═══ Dataset rows ═══

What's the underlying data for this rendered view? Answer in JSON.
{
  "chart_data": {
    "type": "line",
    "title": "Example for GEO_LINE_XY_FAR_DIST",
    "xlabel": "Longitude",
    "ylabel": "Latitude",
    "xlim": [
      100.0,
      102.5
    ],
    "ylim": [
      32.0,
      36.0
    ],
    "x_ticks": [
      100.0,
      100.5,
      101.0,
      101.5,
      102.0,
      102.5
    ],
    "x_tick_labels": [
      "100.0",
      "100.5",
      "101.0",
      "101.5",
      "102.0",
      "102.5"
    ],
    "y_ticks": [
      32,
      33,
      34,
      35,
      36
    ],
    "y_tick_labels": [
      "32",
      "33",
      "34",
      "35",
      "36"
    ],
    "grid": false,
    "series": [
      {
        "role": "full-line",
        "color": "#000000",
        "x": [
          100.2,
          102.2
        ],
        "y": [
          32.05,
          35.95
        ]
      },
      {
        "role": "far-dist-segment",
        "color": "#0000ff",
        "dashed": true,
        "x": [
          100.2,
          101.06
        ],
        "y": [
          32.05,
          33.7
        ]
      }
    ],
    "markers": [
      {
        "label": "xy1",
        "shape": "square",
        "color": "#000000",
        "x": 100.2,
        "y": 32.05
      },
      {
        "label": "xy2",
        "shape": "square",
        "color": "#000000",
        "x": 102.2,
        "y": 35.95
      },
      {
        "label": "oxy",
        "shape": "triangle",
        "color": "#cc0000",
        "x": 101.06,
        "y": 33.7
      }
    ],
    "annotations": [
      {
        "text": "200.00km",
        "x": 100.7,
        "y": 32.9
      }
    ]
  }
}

═══
═══ Dataset rows ═══

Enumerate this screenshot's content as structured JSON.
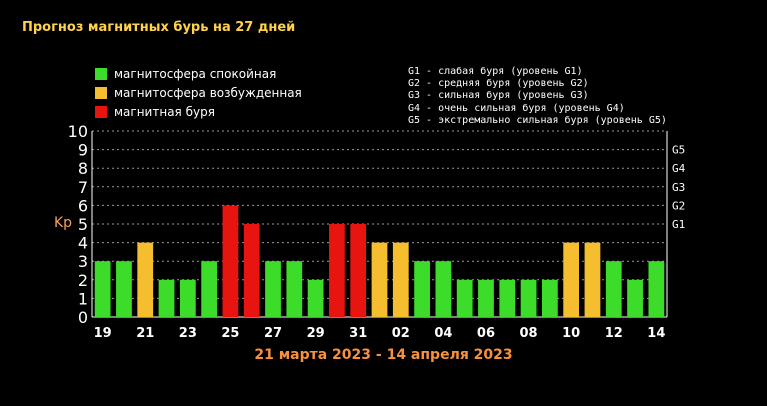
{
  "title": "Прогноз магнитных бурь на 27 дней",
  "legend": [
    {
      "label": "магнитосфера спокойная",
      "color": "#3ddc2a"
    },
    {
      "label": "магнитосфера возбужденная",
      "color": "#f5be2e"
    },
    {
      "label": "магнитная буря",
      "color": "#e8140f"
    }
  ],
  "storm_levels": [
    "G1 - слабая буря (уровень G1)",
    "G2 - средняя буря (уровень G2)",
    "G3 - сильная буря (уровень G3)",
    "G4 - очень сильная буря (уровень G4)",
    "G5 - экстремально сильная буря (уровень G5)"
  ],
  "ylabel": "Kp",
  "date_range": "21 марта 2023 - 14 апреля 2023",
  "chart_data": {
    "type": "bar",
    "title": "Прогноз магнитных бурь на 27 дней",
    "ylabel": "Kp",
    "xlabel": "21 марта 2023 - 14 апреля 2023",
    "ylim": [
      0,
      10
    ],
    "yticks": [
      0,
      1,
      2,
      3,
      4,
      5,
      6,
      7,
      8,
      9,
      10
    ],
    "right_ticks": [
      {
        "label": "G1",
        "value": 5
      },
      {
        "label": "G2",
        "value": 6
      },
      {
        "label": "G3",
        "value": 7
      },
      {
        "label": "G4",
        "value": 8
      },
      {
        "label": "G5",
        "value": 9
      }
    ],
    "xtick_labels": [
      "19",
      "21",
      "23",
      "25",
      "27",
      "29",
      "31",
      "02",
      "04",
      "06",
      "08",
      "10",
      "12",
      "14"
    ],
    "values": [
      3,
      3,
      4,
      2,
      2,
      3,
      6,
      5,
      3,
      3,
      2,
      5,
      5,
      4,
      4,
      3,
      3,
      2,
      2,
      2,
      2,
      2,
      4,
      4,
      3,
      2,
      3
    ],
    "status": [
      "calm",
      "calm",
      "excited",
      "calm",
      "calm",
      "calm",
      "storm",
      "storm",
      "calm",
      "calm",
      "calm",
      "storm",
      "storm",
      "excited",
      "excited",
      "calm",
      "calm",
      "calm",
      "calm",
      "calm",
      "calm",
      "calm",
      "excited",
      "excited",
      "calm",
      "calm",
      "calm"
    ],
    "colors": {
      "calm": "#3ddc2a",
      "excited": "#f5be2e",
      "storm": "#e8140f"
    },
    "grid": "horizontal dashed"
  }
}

═══

[Required task]: Gather every line from the entries above where the word "буря" appears, and copy them.

[Exercise result]:
      "label": "магнитная буря",
    "G1 - слабая буря (уровень G1)",
    "G2 - средняя буря (уровень G2)",
    "G3 - сильная буря (уровень G3)",
    "G4 - очень сильная буря (уровень G4)",
    "G5 - экстремально сильная буря (уровень G5)"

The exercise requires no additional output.